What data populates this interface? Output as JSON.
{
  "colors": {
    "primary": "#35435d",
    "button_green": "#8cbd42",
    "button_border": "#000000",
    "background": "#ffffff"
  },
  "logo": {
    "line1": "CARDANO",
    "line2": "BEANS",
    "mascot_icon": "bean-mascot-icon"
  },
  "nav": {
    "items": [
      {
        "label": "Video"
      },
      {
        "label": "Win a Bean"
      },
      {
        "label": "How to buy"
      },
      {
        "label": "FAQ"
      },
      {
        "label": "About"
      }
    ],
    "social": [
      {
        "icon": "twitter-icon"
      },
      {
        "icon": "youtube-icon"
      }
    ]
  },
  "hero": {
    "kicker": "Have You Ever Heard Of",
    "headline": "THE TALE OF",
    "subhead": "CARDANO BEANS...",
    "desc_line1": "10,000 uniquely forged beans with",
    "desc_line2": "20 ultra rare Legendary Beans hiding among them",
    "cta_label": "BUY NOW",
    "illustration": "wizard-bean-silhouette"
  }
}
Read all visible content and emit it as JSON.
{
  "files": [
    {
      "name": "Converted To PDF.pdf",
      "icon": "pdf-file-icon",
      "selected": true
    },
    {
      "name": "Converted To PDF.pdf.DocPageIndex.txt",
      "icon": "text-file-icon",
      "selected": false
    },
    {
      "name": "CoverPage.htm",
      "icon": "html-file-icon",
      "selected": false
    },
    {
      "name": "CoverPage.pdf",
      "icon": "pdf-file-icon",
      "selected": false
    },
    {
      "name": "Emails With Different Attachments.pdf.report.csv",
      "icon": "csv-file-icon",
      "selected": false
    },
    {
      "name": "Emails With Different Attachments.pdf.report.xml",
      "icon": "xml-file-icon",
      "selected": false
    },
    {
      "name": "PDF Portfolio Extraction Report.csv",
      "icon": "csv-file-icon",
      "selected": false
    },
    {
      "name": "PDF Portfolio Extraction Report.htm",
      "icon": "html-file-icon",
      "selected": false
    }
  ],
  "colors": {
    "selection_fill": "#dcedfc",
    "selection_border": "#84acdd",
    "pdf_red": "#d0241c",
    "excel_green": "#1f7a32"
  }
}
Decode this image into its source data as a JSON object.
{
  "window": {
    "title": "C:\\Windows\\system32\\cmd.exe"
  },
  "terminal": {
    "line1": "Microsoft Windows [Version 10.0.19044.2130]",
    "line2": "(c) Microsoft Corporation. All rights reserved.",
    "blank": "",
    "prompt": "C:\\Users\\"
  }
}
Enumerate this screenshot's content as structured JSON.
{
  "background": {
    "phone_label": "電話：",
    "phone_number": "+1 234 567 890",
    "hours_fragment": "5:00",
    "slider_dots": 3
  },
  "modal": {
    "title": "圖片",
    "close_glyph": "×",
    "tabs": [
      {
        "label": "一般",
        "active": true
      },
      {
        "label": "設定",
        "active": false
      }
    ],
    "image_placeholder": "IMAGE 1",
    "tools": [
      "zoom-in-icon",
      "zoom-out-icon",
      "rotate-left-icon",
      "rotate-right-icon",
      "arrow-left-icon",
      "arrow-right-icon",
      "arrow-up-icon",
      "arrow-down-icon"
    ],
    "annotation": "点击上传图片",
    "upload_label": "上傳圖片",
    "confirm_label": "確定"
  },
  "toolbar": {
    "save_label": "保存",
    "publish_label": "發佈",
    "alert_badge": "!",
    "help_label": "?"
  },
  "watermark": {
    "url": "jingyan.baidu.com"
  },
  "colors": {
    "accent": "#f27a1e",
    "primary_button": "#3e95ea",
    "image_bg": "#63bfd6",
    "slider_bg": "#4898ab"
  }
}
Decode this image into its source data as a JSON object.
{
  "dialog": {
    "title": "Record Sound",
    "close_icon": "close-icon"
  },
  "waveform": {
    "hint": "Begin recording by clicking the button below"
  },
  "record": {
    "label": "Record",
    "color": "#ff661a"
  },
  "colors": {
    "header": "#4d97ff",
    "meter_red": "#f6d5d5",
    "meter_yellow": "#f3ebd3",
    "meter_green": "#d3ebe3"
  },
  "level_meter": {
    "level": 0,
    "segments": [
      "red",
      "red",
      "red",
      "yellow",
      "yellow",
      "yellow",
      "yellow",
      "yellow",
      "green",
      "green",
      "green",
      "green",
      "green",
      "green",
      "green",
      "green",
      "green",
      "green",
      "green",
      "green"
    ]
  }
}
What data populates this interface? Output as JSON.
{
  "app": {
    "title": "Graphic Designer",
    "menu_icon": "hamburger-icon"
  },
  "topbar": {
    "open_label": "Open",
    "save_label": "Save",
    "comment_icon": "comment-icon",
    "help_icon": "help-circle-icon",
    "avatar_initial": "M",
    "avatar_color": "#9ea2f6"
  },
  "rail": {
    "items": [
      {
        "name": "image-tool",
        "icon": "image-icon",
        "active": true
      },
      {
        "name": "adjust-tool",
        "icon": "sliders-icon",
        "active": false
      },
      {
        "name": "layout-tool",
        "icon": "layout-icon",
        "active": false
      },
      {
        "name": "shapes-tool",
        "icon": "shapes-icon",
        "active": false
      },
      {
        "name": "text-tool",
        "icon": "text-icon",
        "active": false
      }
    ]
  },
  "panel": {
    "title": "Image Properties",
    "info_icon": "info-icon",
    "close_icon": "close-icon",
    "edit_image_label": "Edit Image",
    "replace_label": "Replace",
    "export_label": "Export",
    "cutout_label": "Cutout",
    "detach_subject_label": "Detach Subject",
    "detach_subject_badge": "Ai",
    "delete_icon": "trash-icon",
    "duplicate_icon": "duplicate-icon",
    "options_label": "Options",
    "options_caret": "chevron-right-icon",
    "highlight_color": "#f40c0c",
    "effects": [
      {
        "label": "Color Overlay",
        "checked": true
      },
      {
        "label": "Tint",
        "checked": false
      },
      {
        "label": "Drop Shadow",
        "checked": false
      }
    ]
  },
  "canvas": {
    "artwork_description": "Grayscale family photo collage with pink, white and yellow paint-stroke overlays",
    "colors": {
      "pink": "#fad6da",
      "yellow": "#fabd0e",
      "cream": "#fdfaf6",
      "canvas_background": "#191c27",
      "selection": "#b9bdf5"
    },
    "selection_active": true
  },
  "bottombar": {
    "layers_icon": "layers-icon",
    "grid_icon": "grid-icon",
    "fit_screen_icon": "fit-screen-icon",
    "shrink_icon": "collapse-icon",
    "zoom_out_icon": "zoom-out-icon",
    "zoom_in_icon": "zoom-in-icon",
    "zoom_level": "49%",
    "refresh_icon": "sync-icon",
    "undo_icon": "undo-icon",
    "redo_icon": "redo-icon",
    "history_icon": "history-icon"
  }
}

### What needs to be done
From the entries above, collect every line with the string "Microsoft" in it.

### Answer for this exercise
    "line1": "Microsoft Windows [Version 10.0.19044.2130]",
    "line2": "(c) Microsoft Corporation. All rights reserved.",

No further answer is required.